*SHORT EXERCISE*
Rewrite each of the records below, changing every "elements" to "items" and leaving everything else unchanged.

[Layout records]

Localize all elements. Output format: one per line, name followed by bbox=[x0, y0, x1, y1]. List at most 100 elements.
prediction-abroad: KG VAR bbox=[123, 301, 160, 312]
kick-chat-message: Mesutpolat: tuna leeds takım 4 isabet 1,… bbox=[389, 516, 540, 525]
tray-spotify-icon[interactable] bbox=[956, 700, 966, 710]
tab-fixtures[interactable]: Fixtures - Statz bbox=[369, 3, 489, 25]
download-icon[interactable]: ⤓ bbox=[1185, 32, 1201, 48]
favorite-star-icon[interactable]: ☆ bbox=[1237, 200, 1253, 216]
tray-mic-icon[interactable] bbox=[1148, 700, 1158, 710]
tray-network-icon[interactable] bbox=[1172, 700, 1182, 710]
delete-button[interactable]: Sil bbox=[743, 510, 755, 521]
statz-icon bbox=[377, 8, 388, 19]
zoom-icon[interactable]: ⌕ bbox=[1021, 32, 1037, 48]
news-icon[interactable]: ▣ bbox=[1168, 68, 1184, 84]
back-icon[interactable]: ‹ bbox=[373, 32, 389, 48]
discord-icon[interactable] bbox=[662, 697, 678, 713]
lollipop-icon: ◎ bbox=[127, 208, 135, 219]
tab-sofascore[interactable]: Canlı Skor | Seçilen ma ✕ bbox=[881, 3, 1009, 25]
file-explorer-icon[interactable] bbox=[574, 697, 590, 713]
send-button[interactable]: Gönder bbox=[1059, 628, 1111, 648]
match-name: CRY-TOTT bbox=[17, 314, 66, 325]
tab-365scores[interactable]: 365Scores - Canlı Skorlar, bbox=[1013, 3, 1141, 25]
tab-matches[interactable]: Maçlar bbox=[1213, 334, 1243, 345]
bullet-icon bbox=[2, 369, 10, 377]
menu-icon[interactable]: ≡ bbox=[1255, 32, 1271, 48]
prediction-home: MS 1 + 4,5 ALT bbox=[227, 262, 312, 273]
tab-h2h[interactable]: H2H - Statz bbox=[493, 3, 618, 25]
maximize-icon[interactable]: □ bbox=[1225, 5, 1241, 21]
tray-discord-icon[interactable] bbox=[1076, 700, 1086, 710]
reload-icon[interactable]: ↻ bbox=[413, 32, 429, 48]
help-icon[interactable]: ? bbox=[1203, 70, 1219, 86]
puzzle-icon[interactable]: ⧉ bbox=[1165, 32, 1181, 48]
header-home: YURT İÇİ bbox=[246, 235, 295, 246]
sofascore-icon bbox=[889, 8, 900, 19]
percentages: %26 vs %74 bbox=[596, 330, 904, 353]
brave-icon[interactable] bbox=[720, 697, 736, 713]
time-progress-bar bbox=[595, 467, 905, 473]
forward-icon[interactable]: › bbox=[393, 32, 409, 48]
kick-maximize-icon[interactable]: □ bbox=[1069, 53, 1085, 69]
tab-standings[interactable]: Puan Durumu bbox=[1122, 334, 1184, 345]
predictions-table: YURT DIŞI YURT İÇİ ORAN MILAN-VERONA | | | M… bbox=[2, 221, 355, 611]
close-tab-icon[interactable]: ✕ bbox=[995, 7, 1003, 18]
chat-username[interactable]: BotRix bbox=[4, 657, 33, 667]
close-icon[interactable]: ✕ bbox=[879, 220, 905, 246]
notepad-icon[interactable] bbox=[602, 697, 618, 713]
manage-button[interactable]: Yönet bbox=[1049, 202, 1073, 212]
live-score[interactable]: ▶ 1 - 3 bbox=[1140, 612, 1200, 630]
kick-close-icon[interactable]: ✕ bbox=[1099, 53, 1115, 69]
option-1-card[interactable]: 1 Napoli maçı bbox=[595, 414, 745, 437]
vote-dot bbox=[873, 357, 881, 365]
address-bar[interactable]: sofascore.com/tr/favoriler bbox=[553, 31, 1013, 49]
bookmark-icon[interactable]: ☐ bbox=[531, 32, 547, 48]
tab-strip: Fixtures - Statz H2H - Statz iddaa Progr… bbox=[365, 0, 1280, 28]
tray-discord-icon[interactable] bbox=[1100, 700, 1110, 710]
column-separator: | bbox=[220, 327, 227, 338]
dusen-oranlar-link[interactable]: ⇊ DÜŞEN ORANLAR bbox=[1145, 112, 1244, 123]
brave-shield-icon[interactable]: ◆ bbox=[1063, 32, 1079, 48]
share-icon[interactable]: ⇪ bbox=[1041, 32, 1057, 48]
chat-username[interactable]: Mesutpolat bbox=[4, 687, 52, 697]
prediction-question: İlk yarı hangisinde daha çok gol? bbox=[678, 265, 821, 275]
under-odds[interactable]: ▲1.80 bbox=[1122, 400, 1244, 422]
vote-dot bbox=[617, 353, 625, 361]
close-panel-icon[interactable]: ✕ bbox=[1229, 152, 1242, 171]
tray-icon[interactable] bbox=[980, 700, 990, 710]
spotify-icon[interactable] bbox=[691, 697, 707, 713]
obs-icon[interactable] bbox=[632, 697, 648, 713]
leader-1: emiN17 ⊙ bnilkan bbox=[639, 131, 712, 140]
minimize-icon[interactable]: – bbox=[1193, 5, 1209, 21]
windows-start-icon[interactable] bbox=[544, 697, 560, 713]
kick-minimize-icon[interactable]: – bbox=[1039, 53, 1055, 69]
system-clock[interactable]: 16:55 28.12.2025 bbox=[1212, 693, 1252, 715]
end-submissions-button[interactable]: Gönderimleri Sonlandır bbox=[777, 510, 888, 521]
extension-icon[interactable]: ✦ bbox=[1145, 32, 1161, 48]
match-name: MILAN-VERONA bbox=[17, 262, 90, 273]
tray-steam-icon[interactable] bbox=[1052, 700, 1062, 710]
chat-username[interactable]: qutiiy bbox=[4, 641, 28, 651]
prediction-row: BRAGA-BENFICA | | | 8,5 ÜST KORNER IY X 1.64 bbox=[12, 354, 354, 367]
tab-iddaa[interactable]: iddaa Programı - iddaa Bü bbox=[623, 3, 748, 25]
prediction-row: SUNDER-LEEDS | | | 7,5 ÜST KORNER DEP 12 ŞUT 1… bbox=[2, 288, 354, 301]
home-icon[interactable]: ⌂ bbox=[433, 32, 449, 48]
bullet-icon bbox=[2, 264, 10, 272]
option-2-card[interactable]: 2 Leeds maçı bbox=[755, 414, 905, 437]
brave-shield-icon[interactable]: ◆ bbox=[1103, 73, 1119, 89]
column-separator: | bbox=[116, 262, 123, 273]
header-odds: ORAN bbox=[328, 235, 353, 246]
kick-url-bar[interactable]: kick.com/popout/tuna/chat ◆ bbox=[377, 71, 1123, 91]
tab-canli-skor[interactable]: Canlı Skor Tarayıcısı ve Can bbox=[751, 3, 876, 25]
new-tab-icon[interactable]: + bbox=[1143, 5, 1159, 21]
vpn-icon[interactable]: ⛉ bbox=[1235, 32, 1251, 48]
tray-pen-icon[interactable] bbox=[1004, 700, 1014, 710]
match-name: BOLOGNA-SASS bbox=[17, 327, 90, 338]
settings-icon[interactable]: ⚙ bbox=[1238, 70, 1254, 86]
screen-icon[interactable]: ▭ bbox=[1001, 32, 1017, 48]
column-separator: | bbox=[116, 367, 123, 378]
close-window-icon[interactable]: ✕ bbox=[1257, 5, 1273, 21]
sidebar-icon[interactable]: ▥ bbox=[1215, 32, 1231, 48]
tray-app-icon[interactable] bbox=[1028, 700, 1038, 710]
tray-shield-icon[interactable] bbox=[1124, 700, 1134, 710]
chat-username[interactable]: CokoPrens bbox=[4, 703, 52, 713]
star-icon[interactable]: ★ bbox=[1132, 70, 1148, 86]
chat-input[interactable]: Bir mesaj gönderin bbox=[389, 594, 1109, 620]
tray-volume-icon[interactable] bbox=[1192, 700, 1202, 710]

*ANSWER FOR THE TASK*
Localize all items. Output format: one per line, name followed by bbox=[x0, y0, x1, y1]. List at most 100 items.
prediction-abroad: KG VAR bbox=[123, 301, 160, 312]
kick-chat-message: Mesutpolat: tuna leeds takım 4 isabet 1,… bbox=[389, 516, 540, 525]
tray-spotify-icon[interactable] bbox=[956, 700, 966, 710]
tab-fixtures[interactable]: Fixtures - Statz bbox=[369, 3, 489, 25]
download-icon[interactable]: ⤓ bbox=[1185, 32, 1201, 48]
favorite-star-icon[interactable]: ☆ bbox=[1237, 200, 1253, 216]
tray-mic-icon[interactable] bbox=[1148, 700, 1158, 710]
tray-network-icon[interactable] bbox=[1172, 700, 1182, 710]
delete-button[interactable]: Sil bbox=[743, 510, 755, 521]
statz-icon bbox=[377, 8, 388, 19]
zoom-icon[interactable]: ⌕ bbox=[1021, 32, 1037, 48]
news-icon[interactable]: ▣ bbox=[1168, 68, 1184, 84]
back-icon[interactable]: ‹ bbox=[373, 32, 389, 48]
discord-icon[interactable] bbox=[662, 697, 678, 713]
lollipop-icon: ◎ bbox=[127, 208, 135, 219]
tab-sofascore[interactable]: Canlı Skor | Seçilen ma ✕ bbox=[881, 3, 1009, 25]
file-explorer-icon[interactable] bbox=[574, 697, 590, 713]
send-button[interactable]: Gönder bbox=[1059, 628, 1111, 648]
match-name: CRY-TOTT bbox=[17, 314, 66, 325]
tab-365scores[interactable]: 365Scores - Canlı Skorlar, bbox=[1013, 3, 1141, 25]
tab-matches[interactable]: Maçlar bbox=[1213, 334, 1243, 345]
bullet-icon bbox=[2, 369, 10, 377]
menu-icon[interactable]: ≡ bbox=[1255, 32, 1271, 48]
prediction-home: MS 1 + 4,5 ALT bbox=[227, 262, 312, 273]
tab-h2h[interactable]: H2H - Statz bbox=[493, 3, 618, 25]
maximize-icon[interactable]: □ bbox=[1225, 5, 1241, 21]
tray-discord-icon[interactable] bbox=[1076, 700, 1086, 710]
reload-icon[interactable]: ↻ bbox=[413, 32, 429, 48]
help-icon[interactable]: ? bbox=[1203, 70, 1219, 86]
puzzle-icon[interactable]: ⧉ bbox=[1165, 32, 1181, 48]
header-home: YURT İÇİ bbox=[246, 235, 295, 246]
sofascore-icon bbox=[889, 8, 900, 19]
percentages: %26 vs %74 bbox=[596, 330, 904, 353]
brave-icon[interactable] bbox=[720, 697, 736, 713]
time-progress-bar bbox=[595, 467, 905, 473]
forward-icon[interactable]: › bbox=[393, 32, 409, 48]
kick-maximize-icon[interactable]: □ bbox=[1069, 53, 1085, 69]
tab-standings[interactable]: Puan Durumu bbox=[1122, 334, 1184, 345]
predictions-table: YURT DIŞI YURT İÇİ ORAN MILAN-VERONA | | | M… bbox=[2, 221, 355, 611]
close-tab-icon[interactable]: ✕ bbox=[995, 7, 1003, 18]
chat-username[interactable]: BotRix bbox=[4, 657, 33, 667]
close-icon[interactable]: ✕ bbox=[879, 220, 905, 246]
notepad-icon[interactable] bbox=[602, 697, 618, 713]
manage-button[interactable]: Yönet bbox=[1049, 202, 1073, 212]
live-score[interactable]: ▶ 1 - 3 bbox=[1140, 612, 1200, 630]
kick-close-icon[interactable]: ✕ bbox=[1099, 53, 1115, 69]
option-1-card[interactable]: 1 Napoli maçı bbox=[595, 414, 745, 437]
vote-dot bbox=[873, 357, 881, 365]
address-bar[interactable]: sofascore.com/tr/favoriler bbox=[553, 31, 1013, 49]
bookmark-icon[interactable]: ☐ bbox=[531, 32, 547, 48]
tab-strip: Fixtures - Statz H2H - Statz iddaa Progr… bbox=[365, 0, 1280, 28]
tray-discord-icon[interactable] bbox=[1100, 700, 1110, 710]
column-separator: | bbox=[220, 327, 227, 338]
dusen-oranlar-link[interactable]: ⇊ DÜŞEN ORANLAR bbox=[1145, 112, 1244, 123]
brave-shield-icon[interactable]: ◆ bbox=[1063, 32, 1079, 48]
share-icon[interactable]: ⇪ bbox=[1041, 32, 1057, 48]
chat-username[interactable]: Mesutpolat bbox=[4, 687, 52, 697]
prediction-question: İlk yarı hangisinde daha çok gol? bbox=[678, 265, 821, 275]
under-odds[interactable]: ▲1.80 bbox=[1122, 400, 1244, 422]
vote-dot bbox=[617, 353, 625, 361]
close-panel-icon[interactable]: ✕ bbox=[1229, 152, 1242, 171]
tray-icon[interactable] bbox=[980, 700, 990, 710]
spotify-icon[interactable] bbox=[691, 697, 707, 713]
obs-icon[interactable] bbox=[632, 697, 648, 713]
leader-1: emiN17 ⊙ bnilkan bbox=[639, 131, 712, 140]
minimize-icon[interactable]: – bbox=[1193, 5, 1209, 21]
windows-start-icon[interactable] bbox=[544, 697, 560, 713]
kick-minimize-icon[interactable]: – bbox=[1039, 53, 1055, 69]
system-clock[interactable]: 16:55 28.12.2025 bbox=[1212, 693, 1252, 715]
end-submissions-button[interactable]: Gönderimleri Sonlandır bbox=[777, 510, 888, 521]
extension-icon[interactable]: ✦ bbox=[1145, 32, 1161, 48]
match-name: MILAN-VERONA bbox=[17, 262, 90, 273]
tray-steam-icon[interactable] bbox=[1052, 700, 1062, 710]
chat-username[interactable]: qutiiy bbox=[4, 641, 28, 651]
prediction-row: BRAGA-BENFICA | | | 8,5 ÜST KORNER IY X 1.64 bbox=[12, 354, 354, 367]
tab-iddaa[interactable]: iddaa Programı - iddaa Bü bbox=[623, 3, 748, 25]
prediction-row: SUNDER-LEEDS | | | 7,5 ÜST KORNER DEP 12 ŞUT 1… bbox=[2, 288, 354, 301]
home-icon[interactable]: ⌂ bbox=[433, 32, 449, 48]
bullet-icon bbox=[2, 264, 10, 272]
option-2-card[interactable]: 2 Leeds maçı bbox=[755, 414, 905, 437]
brave-shield-icon[interactable]: ◆ bbox=[1103, 73, 1119, 89]
column-separator: | bbox=[116, 262, 123, 273]
header-odds: ORAN bbox=[328, 235, 353, 246]
kick-url-bar[interactable]: kick.com/popout/tuna/chat ◆ bbox=[377, 71, 1123, 91]
tab-canli-skor[interactable]: Canlı Skor Tarayıcısı ve Can bbox=[751, 3, 876, 25]
new-tab-icon[interactable]: + bbox=[1143, 5, 1159, 21]
vpn-icon[interactable]: ⛉ bbox=[1235, 32, 1251, 48]
tray-pen-icon[interactable] bbox=[1004, 700, 1014, 710]
match-name: BOLOGNA-SASS bbox=[17, 327, 90, 338]
settings-icon[interactable]: ⚙ bbox=[1238, 70, 1254, 86]
screen-icon[interactable]: ▭ bbox=[1001, 32, 1017, 48]
column-separator: | bbox=[116, 367, 123, 378]
close-window-icon[interactable]: ✕ bbox=[1257, 5, 1273, 21]
sidebar-icon[interactable]: ▥ bbox=[1215, 32, 1231, 48]
tray-app-icon[interactable] bbox=[1028, 700, 1038, 710]
tray-shield-icon[interactable] bbox=[1124, 700, 1134, 710]
chat-username[interactable]: CokoPrens bbox=[4, 703, 52, 713]
star-icon[interactable]: ★ bbox=[1132, 70, 1148, 86]
chat-input[interactable]: Bir mesaj gönderin bbox=[389, 594, 1109, 620]
tray-volume-icon[interactable] bbox=[1192, 700, 1202, 710]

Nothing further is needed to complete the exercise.